[Opening Page extract section]

Promising bioactive fatty acid in fish feed

The bioactive fatty acid TTA in fish feed can have an extremely positive effect on fish health. A fresh doctoral thesis points to the fact that it has a similar effect on the heart as exercise.

TTA (Tetradecylthioacetic acid)

  • is a bioactive fatty acid, which has an effect on several biological processes, including metabolism and inflammatory reactions
  • a lot of research is carried out on TTA in mammals and human beings
  • intake of high concentrations of TTA may be harmful
  • TTA is not currently approved as an ingredient in feeds for animals

Fabian Grammes at Nofima has studied the use of tetradecylthioacetic acid (TTA) in feed for Atlantic salmon smolt in sea cages. Trials during a natural outbreak of heart and skeletal muscle inflammation (HSMI) showed a significantly lower mortality rate of Atlantic salmon that were fed the TTA supplemented diet than salmon which were not.

Grammes also observed increased relative heart weight and increased cardiac gene expression six weeks after TTA feeding ended. In addition, the study indicates that TTA increases the expression of genes that regulate the immune system.

Good for stressed fish

Grammes studied genetic expression in heart samples of Atlantic salmon unaffected by viral diseases, and these results confirm the profound effects of TTA in the trials involving exposure to HSMI.

“The hearts had increased metabolism, increased growth and an increased ability to contract,” says Grammes. “The increased cardiac performance that we found for TTA-fed fish indicates significant benefits for farmed salmon in stressful situations.”

However, Grammes emphasises that in order to substantiate these positive results on natural disease outbreaks, a challenge trial will be necessary. Physiological data is required to substantiate these results at gene level.

Immune stimulation

Laboratory studies of macrophage cells (macrophages are cells which can both increase and reduce inflammation) from the kidneys support the fish trials that point to the fact that TTA has a positive effect on the immune system. These results can explain the reduced mortality in the trial involving the HSMI outbreak. The scientists also tested the immune cells with an artificial virus and found that TTA has a positive effect.

“TTA can help us to understand how functional feed can influence fish health,” says Grammes.

Fabian Grammes (31) is from Berlin. His earlier education is from Freie Universität Berlin and Max Planck Institute for Molecular Genetics. Dr. Harald Takle from Nofima is his academic supervisor for the PhD project, which is entitled “Cardiac and immune modulatory effects of tetradecylthioacetic acid (TTA) in Atlantic salmon (Salmo salar L.)”. Grammes will present his Doctoral thesis at the Norwegian University of Life Sciences (UMB) in Ås on May 27.

This research is financed by the Research Council of Norway.

[Closing Page extract section]

> Work instructions:
[a] Summarize the TTA fish-feed article in two sentences.
[b] Transcribe the TTA fish-feed article between "Laboratory studies of" and "a positive effect.", inclusive.
[c] Translate this sentence from the TTA fish-feed article into Spanish: "These results can explain the reduced mortality in the trial involving the HSMI outbreak."

[Opening Study material section]

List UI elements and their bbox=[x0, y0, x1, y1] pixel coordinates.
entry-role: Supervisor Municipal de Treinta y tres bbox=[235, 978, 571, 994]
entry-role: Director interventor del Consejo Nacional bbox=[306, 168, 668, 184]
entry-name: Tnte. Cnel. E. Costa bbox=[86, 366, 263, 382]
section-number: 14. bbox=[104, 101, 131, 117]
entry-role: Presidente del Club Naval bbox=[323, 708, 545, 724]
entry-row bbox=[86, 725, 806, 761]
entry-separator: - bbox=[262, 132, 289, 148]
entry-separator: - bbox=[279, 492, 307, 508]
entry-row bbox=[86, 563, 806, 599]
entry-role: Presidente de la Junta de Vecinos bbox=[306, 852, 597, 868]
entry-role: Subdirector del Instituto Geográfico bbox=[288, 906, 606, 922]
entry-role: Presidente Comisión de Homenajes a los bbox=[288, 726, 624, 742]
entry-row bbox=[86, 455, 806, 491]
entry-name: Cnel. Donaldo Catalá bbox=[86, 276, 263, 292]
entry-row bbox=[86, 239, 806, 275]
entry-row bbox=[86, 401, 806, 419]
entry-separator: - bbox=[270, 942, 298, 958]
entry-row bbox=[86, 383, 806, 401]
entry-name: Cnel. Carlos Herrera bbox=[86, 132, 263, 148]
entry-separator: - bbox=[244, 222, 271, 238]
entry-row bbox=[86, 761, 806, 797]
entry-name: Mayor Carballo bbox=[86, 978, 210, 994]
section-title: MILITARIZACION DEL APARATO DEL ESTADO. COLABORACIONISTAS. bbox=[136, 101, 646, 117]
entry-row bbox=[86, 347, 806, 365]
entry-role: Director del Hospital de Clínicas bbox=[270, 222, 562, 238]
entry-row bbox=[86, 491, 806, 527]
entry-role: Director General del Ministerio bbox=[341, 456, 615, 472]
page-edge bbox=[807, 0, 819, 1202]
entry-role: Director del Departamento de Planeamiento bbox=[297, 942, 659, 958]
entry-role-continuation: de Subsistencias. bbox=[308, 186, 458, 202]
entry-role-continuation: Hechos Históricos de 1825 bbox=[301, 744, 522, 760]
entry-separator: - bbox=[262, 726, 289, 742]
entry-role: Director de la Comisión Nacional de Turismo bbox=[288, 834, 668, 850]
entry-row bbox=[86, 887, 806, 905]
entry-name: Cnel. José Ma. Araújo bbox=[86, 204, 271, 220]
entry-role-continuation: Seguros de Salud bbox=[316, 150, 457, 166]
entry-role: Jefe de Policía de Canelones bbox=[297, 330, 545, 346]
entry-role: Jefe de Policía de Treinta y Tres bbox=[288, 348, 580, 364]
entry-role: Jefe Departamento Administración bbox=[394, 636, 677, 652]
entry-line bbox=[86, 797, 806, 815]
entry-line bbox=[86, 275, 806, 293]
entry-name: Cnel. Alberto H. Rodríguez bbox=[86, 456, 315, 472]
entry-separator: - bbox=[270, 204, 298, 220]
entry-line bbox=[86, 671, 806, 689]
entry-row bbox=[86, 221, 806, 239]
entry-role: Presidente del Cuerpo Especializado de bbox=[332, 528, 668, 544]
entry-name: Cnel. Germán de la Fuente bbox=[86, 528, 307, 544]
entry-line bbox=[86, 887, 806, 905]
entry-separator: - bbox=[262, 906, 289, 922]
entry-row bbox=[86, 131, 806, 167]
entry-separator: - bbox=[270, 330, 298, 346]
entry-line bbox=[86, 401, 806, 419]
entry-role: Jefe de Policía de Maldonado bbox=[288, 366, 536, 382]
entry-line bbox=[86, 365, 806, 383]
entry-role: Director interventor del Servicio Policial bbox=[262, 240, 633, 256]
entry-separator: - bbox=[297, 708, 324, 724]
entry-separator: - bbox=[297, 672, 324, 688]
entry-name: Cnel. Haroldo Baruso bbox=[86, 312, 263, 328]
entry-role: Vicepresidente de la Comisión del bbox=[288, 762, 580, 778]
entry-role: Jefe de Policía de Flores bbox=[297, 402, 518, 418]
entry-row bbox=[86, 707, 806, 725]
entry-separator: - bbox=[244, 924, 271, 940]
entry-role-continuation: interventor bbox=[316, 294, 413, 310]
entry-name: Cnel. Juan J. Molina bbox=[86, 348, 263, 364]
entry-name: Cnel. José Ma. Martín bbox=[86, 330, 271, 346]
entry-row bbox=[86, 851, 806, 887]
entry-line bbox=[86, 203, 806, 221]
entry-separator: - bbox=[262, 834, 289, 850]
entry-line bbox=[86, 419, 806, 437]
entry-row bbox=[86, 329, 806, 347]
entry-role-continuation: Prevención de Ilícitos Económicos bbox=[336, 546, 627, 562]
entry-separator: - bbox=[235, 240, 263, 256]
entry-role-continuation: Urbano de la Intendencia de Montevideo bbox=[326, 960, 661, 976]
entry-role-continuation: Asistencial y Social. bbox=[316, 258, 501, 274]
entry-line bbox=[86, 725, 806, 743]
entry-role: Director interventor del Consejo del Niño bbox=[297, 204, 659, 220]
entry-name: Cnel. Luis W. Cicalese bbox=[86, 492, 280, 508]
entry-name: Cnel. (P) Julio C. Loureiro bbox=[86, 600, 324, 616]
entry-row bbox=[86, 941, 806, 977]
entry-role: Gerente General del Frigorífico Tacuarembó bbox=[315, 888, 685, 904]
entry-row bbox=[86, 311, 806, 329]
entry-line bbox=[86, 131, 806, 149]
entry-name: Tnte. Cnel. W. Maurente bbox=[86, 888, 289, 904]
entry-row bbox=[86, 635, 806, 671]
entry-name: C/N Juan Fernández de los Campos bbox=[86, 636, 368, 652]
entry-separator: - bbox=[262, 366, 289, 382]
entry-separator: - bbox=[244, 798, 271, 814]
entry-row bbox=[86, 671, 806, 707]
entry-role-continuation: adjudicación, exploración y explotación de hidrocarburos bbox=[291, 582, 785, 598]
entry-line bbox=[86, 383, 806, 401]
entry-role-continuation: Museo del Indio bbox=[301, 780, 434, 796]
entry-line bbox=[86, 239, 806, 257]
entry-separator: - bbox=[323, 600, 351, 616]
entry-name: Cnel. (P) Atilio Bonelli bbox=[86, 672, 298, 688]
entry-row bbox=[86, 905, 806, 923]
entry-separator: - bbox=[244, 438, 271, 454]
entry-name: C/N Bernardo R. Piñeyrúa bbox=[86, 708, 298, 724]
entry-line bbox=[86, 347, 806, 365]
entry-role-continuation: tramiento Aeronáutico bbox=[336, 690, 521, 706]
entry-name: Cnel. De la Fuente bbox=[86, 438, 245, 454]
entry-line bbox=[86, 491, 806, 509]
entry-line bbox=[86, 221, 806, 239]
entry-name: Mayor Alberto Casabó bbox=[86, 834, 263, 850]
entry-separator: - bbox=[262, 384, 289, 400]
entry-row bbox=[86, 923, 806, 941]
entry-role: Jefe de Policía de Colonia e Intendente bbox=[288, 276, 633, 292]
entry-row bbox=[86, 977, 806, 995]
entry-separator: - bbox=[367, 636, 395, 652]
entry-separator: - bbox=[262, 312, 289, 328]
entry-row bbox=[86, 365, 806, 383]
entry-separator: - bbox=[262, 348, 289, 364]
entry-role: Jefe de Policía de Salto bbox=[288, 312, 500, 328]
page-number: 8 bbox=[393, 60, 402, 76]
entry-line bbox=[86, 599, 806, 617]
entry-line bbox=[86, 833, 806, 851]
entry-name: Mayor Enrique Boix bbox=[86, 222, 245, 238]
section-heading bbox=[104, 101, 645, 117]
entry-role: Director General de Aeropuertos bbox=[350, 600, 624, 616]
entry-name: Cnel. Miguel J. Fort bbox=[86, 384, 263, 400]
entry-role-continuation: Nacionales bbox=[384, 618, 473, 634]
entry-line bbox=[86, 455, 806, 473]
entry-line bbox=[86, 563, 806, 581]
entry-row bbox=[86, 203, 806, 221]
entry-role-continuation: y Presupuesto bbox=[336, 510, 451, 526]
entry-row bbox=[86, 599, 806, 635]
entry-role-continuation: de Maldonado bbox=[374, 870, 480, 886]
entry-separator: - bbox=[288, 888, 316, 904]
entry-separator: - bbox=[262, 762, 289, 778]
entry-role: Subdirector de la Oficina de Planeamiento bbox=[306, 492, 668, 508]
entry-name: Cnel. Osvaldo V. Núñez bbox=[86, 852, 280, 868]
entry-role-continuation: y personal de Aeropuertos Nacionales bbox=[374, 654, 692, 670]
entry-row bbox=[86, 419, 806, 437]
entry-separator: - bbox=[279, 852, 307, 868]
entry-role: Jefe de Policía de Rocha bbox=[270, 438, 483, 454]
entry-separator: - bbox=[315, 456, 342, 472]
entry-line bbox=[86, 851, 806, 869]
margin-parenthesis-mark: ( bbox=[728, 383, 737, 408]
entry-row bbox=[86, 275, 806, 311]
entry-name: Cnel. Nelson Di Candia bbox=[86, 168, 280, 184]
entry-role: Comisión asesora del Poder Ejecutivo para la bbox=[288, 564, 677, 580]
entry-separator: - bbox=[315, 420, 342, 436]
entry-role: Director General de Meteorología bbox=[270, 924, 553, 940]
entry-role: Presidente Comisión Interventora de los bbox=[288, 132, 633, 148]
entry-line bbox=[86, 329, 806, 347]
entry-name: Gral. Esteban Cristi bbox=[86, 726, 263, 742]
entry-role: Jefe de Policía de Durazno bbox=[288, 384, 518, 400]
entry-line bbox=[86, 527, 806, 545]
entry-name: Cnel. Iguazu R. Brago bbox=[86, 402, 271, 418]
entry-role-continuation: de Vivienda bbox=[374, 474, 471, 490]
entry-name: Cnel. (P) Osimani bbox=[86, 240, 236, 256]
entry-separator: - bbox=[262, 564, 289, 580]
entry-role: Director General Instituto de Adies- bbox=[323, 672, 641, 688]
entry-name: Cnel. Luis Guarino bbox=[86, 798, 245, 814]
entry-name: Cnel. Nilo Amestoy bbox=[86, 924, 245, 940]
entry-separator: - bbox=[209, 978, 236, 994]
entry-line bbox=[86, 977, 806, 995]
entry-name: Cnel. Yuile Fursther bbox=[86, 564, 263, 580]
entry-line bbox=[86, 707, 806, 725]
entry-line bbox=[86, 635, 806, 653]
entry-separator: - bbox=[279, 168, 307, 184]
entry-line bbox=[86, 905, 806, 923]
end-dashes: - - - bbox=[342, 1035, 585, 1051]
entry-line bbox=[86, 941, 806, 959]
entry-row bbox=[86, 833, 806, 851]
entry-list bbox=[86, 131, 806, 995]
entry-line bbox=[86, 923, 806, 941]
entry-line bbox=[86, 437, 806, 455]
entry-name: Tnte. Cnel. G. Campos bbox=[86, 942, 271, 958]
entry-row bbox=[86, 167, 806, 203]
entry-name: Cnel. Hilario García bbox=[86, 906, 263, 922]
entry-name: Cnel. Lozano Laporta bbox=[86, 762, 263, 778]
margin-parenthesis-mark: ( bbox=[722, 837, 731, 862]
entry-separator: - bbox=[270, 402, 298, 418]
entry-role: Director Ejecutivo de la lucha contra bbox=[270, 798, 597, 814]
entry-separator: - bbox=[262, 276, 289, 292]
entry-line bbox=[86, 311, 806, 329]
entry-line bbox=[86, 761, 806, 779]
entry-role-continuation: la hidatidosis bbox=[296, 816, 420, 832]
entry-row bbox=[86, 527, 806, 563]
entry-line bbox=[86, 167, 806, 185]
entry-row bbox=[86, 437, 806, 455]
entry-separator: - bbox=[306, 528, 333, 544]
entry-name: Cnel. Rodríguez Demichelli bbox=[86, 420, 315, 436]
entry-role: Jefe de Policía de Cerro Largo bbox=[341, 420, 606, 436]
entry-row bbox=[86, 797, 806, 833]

[Closing Study material section]

> Results for the exercise:
[a] Fabian Grammes at Nofima studied tetradecylthioacetic acid (TTA), a bioactive fatty acid, in feed for Atlantic salmon smolt in sea cages. During a natural outbreak of heart and skeletal muscle inflammation (HSMI), salmon fed the TTA-supplemented diet had a significantly lower mortality rate, and other results point to increased cardiac performance and a positive effect on the immune system, though Grammes emphasizes that a challenge trial will be necessary to substantiate these results.

[b]
Laboratory studies of macrophage cells (macrophages are cells which can both increase and reduce inflammation) from the kidneys support the fish trials that point to the fact that TTA has a positive effect on the immune system. These results can explain the reduced mortality in the trial involving the HSMI outbreak. The scientists also tested the immune cells with an artificial virus and found that TTA has a positive effect.

[c] Estos resultados pueden explicar la reducción de la mortalidad en el ensayo relacionado con el brote de HSMI.